• _Problem statement_:
From the listing below, pull out the lines that hold "作单位的数是".
** Begin Supplied information **
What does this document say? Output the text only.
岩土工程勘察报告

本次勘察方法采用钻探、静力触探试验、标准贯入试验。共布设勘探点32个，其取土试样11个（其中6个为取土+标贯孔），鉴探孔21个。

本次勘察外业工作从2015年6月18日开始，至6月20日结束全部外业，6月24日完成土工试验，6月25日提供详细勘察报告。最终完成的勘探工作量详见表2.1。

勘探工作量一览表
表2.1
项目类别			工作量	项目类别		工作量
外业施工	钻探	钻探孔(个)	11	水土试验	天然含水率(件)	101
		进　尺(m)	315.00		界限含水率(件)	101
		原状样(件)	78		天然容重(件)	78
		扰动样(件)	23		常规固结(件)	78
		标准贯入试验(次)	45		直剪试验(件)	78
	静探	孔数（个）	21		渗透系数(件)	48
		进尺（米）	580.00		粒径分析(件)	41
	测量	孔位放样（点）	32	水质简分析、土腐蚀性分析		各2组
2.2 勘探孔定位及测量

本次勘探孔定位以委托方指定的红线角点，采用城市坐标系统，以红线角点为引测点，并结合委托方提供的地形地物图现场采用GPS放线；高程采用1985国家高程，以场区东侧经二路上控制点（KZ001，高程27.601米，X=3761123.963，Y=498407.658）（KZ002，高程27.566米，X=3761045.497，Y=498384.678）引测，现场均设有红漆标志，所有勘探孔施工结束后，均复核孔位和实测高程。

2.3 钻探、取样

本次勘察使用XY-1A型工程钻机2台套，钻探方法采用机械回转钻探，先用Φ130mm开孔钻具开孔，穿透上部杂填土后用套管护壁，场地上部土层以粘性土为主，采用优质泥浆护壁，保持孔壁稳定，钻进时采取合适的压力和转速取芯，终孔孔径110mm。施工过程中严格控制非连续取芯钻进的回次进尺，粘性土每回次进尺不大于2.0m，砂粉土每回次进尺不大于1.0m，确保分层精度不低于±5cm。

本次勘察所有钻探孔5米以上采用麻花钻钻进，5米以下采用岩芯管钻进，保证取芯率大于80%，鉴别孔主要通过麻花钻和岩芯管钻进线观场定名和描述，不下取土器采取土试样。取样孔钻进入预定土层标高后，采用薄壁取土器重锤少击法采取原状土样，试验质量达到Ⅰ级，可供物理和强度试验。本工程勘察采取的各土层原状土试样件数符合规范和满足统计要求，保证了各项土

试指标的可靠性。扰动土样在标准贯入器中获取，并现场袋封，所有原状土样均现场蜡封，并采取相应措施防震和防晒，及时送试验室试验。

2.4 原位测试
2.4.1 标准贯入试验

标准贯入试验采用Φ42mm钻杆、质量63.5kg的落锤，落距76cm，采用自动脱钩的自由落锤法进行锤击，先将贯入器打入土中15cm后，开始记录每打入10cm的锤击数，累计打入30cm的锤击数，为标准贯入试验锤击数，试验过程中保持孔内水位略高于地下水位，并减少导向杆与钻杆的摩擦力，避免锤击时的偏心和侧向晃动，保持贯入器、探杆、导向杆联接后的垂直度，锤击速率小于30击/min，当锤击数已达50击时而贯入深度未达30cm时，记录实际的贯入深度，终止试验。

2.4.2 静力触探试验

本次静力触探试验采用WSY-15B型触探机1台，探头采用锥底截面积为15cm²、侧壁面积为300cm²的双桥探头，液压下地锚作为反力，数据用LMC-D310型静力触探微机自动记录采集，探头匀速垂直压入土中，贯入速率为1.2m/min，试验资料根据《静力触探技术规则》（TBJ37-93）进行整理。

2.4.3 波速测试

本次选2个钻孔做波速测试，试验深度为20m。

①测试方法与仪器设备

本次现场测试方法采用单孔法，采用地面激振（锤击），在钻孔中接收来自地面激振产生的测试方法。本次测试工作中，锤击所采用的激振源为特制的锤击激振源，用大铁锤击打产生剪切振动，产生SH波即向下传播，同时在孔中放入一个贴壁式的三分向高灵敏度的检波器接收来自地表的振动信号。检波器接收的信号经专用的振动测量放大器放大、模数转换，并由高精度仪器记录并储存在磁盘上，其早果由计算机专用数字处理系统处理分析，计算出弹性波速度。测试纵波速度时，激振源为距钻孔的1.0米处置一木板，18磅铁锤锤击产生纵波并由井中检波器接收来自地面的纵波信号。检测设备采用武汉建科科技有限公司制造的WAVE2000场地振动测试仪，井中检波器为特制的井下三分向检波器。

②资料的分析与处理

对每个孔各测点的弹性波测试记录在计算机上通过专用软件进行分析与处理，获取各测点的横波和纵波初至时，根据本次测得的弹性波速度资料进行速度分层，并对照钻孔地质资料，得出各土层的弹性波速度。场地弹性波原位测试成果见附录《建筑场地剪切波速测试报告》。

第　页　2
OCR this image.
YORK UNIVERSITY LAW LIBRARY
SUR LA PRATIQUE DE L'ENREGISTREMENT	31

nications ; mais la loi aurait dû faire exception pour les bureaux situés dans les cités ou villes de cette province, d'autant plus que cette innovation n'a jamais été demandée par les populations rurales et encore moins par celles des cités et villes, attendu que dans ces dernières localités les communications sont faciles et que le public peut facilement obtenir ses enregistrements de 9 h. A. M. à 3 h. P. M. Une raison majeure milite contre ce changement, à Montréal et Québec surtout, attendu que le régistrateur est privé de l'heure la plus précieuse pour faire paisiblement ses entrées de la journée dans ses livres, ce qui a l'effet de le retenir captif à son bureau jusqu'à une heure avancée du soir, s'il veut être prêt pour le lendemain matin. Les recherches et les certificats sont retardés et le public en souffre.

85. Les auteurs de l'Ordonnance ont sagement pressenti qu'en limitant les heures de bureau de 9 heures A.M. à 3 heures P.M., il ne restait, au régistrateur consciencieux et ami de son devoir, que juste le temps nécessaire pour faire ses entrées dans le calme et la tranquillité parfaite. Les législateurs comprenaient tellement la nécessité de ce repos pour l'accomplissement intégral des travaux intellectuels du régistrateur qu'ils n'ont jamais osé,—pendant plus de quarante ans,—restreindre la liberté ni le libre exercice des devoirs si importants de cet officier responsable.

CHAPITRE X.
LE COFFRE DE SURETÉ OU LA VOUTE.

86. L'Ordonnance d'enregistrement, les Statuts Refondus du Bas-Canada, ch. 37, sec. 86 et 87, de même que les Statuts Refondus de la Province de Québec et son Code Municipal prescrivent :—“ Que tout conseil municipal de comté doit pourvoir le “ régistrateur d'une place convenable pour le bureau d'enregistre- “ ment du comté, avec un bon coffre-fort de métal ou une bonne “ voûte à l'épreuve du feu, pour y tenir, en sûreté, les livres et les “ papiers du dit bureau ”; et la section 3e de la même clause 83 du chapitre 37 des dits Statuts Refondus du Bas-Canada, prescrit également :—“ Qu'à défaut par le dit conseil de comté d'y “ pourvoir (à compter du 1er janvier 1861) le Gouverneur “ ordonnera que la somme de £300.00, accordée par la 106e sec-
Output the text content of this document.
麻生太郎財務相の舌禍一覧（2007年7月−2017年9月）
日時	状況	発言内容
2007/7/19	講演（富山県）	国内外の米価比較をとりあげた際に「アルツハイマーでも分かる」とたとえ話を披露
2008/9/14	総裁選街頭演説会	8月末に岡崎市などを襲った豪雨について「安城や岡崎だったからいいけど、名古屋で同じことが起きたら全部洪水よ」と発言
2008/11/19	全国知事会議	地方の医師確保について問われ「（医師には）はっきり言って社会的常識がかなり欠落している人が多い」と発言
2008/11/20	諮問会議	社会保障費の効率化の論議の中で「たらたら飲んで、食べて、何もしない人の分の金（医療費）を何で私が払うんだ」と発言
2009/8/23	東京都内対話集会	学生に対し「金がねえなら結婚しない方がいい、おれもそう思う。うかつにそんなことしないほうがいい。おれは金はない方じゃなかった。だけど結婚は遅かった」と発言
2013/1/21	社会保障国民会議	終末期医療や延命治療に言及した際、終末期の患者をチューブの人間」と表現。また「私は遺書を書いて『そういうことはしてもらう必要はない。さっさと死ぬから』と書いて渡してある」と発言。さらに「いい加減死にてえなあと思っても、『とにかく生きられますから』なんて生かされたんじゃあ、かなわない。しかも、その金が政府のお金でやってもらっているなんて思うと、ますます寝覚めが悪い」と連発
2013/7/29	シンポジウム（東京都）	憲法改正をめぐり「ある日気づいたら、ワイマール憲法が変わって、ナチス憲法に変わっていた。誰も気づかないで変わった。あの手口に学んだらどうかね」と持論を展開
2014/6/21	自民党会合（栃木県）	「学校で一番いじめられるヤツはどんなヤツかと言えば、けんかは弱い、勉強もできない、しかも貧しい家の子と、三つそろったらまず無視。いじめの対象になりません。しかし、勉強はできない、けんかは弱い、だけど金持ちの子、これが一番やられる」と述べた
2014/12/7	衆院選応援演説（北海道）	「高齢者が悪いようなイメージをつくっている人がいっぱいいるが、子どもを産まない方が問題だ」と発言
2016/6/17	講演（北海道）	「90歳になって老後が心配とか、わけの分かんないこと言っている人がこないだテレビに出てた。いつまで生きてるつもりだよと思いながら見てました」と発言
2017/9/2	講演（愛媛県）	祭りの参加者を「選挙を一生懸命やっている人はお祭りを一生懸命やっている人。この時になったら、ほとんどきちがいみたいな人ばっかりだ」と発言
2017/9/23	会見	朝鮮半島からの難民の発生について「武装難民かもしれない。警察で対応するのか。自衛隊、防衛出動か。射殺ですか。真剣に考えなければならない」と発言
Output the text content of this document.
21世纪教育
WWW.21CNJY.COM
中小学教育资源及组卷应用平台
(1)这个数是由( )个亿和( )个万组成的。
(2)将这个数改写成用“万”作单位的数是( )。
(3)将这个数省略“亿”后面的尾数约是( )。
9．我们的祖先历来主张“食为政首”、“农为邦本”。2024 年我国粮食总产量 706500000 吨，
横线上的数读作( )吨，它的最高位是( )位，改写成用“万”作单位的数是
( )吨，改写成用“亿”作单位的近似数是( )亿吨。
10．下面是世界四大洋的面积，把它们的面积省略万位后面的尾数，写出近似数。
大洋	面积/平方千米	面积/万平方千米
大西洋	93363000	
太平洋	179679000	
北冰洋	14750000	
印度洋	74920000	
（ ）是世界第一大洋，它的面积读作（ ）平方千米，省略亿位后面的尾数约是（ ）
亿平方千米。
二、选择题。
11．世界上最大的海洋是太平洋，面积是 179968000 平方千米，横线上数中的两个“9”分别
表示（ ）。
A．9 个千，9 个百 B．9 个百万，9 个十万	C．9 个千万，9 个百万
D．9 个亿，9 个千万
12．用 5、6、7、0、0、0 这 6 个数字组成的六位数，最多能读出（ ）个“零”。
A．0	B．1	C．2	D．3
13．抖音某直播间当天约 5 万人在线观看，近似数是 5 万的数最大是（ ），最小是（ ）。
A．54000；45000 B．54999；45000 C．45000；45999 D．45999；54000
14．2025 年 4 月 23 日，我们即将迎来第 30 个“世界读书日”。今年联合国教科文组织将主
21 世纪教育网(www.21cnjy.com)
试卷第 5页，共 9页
** End Supplied information **
• _Response to this task_:
(2)将这个数改写成用“万”作单位的数是( )。
横线上的数读作( )吨，它的最高位是( )位，改写成用“万”作单位的数是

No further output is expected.